- [任务目标]:
把下面的行原样照抄一遍：从第一行开始，一直抄到含有“checkbox[interactable] [151,114,163,126]”的那一行，首尾两行都要包括。

已存条目
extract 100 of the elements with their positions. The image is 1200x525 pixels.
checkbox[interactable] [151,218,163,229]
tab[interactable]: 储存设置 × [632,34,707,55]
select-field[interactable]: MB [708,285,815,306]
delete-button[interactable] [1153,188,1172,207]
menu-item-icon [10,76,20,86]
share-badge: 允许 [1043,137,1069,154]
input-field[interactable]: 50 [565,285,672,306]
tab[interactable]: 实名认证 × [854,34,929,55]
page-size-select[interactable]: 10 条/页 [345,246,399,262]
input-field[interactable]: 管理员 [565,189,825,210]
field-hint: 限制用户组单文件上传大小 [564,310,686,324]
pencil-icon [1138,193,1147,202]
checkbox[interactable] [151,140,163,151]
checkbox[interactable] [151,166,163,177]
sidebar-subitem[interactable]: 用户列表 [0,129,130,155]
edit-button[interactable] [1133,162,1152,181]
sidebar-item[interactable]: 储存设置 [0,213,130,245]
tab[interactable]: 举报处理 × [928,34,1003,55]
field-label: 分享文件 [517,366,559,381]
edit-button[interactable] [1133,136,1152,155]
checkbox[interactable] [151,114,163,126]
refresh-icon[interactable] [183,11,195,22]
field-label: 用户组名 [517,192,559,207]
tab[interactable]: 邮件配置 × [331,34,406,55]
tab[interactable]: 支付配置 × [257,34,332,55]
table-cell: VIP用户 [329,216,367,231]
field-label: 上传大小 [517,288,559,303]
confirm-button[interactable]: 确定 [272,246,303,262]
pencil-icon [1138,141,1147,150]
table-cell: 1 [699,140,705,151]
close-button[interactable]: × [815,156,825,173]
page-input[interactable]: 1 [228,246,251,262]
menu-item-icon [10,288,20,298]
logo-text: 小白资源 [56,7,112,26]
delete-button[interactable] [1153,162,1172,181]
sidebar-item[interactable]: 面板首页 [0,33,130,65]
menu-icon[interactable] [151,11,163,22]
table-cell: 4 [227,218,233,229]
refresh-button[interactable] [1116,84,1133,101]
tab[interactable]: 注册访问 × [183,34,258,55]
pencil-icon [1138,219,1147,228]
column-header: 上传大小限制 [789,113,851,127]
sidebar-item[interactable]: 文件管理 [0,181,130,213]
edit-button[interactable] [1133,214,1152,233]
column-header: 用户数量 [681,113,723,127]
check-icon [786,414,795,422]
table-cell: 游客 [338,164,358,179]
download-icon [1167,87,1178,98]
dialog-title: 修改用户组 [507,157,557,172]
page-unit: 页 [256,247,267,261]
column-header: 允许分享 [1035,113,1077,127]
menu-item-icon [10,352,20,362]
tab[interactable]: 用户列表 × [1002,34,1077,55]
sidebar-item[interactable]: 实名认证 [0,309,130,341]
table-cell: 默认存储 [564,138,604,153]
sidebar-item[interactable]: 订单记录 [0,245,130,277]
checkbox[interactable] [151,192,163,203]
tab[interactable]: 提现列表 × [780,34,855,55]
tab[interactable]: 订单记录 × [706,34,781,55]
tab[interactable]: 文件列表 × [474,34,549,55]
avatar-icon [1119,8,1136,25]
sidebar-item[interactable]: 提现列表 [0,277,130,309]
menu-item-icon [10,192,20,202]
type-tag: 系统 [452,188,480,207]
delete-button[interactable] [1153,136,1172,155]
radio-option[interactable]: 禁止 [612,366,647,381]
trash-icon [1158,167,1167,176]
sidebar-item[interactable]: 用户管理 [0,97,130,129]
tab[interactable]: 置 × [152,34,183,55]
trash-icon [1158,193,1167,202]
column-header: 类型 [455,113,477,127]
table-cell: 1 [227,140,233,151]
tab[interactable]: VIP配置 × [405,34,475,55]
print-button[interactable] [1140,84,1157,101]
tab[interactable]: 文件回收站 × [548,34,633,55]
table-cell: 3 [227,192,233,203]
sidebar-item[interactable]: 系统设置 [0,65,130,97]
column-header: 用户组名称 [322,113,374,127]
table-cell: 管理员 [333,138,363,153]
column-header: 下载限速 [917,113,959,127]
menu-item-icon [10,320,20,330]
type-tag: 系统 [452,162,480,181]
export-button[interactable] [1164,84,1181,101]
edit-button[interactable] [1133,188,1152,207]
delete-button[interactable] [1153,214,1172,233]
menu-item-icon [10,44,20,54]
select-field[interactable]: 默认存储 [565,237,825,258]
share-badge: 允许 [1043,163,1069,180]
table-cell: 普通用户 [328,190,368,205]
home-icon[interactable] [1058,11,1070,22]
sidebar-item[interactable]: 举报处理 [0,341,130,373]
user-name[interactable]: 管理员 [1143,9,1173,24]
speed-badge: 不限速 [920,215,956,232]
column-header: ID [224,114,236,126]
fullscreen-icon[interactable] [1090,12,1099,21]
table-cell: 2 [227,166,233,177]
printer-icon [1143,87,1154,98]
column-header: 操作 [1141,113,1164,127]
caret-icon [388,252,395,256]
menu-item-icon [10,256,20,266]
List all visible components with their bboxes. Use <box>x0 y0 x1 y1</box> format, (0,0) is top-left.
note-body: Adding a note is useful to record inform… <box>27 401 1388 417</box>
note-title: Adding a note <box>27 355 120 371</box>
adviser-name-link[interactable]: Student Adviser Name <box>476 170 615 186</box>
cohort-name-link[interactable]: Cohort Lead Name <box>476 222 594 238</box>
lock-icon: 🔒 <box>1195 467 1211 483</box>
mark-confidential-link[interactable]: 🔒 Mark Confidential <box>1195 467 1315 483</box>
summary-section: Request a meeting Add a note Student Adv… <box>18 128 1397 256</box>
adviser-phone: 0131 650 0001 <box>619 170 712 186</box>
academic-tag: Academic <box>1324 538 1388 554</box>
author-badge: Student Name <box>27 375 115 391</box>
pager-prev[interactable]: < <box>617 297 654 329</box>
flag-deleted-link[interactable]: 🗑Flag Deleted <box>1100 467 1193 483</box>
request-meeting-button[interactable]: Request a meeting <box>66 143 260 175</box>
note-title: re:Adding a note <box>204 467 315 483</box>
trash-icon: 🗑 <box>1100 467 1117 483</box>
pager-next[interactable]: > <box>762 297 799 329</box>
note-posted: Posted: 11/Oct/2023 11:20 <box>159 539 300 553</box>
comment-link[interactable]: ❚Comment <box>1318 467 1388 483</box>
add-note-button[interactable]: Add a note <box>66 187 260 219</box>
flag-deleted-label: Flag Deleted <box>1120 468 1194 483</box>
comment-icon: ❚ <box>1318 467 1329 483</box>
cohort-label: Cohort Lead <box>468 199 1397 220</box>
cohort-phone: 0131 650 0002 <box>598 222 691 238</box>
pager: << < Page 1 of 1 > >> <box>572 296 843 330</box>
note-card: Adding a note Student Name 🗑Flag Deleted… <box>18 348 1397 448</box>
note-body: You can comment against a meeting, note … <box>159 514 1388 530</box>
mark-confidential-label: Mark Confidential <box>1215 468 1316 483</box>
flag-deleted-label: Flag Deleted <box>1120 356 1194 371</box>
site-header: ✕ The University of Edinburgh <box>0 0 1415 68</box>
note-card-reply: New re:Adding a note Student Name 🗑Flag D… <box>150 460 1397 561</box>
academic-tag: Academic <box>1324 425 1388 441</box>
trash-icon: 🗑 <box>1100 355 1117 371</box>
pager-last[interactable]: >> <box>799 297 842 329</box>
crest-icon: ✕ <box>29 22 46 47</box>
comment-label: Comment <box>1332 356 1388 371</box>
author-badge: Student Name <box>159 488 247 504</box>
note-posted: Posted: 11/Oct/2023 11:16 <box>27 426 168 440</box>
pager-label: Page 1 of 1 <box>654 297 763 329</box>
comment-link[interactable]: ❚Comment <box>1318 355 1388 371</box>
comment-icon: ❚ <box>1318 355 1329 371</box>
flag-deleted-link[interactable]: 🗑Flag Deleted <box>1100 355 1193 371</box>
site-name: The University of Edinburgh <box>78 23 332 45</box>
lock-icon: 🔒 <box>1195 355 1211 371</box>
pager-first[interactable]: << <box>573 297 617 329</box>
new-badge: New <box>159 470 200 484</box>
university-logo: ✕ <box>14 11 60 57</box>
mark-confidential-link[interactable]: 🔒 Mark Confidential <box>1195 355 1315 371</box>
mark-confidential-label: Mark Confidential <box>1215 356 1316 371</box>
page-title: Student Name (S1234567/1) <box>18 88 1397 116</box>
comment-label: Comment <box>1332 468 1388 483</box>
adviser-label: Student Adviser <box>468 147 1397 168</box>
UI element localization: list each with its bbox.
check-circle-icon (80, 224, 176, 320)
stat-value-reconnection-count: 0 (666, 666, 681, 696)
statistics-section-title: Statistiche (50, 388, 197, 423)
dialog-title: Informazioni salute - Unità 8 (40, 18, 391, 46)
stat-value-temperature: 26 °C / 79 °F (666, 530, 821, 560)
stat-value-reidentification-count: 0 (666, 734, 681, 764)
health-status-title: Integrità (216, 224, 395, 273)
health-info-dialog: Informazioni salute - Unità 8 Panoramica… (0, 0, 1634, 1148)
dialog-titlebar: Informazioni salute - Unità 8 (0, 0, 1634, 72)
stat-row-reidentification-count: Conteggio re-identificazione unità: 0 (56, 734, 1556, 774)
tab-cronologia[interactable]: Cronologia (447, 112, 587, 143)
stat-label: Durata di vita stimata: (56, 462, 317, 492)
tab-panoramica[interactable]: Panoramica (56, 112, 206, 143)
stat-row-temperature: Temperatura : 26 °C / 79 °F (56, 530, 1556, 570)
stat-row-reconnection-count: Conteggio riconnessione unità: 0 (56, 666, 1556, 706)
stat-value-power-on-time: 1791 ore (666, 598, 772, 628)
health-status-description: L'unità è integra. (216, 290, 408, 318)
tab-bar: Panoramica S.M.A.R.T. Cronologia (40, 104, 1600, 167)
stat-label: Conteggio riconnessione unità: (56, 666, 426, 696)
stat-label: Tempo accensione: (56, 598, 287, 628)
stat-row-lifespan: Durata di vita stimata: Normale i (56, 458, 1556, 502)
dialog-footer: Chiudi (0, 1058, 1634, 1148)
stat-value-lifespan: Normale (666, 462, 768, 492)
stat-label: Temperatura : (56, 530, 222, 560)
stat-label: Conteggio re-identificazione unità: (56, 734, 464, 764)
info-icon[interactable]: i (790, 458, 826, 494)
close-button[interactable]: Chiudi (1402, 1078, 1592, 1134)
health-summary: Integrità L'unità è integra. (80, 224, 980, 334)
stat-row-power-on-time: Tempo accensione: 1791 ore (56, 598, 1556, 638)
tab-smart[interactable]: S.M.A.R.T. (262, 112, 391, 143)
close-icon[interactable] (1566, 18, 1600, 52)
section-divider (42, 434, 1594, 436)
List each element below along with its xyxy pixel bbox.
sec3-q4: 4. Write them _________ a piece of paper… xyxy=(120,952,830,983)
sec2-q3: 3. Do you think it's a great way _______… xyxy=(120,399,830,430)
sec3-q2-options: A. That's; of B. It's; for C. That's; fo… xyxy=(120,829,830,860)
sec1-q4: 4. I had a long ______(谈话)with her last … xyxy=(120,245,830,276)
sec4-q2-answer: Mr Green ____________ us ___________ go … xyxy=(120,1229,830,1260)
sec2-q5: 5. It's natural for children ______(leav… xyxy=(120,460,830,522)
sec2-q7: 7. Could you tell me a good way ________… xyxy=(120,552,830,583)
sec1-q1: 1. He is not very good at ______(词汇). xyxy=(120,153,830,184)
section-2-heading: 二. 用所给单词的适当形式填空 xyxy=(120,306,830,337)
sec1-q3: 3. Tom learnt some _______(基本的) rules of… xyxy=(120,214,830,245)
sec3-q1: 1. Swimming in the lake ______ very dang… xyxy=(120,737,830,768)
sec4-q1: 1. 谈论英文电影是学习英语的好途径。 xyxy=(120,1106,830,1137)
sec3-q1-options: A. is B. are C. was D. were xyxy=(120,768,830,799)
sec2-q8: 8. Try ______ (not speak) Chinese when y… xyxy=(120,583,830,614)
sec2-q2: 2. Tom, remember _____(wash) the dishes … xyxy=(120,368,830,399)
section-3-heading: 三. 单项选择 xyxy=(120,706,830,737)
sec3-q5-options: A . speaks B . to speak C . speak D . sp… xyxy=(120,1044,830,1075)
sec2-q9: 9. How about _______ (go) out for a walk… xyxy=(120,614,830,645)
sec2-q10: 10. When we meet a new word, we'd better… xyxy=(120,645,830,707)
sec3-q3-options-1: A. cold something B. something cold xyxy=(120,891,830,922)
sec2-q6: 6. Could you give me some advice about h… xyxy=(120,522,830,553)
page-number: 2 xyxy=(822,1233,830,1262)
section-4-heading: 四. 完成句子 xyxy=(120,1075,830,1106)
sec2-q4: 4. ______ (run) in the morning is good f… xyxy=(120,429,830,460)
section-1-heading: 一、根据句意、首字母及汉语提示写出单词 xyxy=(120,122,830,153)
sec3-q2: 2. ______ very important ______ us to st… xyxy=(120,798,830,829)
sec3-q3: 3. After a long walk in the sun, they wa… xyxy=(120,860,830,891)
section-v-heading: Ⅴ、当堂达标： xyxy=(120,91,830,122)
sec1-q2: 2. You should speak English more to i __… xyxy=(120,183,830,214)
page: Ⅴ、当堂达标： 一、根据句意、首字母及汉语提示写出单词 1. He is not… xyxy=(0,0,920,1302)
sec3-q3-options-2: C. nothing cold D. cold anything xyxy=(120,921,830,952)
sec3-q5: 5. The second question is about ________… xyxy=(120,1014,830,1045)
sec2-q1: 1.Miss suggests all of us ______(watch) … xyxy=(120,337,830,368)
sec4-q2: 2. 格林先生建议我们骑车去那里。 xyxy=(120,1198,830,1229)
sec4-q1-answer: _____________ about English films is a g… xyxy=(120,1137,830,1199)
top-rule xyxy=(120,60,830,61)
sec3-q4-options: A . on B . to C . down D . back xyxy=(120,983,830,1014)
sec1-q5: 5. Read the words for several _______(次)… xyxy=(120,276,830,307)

- [练习答案]:
extract 100 of the elements with their positions. The image is 1200x525 pixels.
checkbox[interactable] [151,218,163,229]
tab[interactable]: 储存设置 × [632,34,707,55]
select-field[interactable]: MB [708,285,815,306]
delete-button[interactable] [1153,188,1172,207]
menu-item-icon [10,76,20,86]
share-badge: 允许 [1043,137,1069,154]
input-field[interactable]: 50 [565,285,672,306]
tab[interactable]: 实名认证 × [854,34,929,55]
page-size-select[interactable]: 10 条/页 [345,246,399,262]
input-field[interactable]: 管理员 [565,189,825,210]
field-hint: 限制用户组单文件上传大小 [564,310,686,324]
pencil-icon [1138,193,1147,202]
checkbox[interactable] [151,140,163,151]
checkbox[interactable] [151,166,163,177]
sidebar-subitem[interactable]: 用户列表 [0,129,130,155]
edit-button[interactable] [1133,162,1152,181]
sidebar-item[interactable]: 储存设置 [0,213,130,245]
tab[interactable]: 举报处理 × [928,34,1003,55]
field-label: 分享文件 [517,366,559,381]
edit-button[interactable] [1133,136,1152,155]
checkbox[interactable] [151,114,163,126]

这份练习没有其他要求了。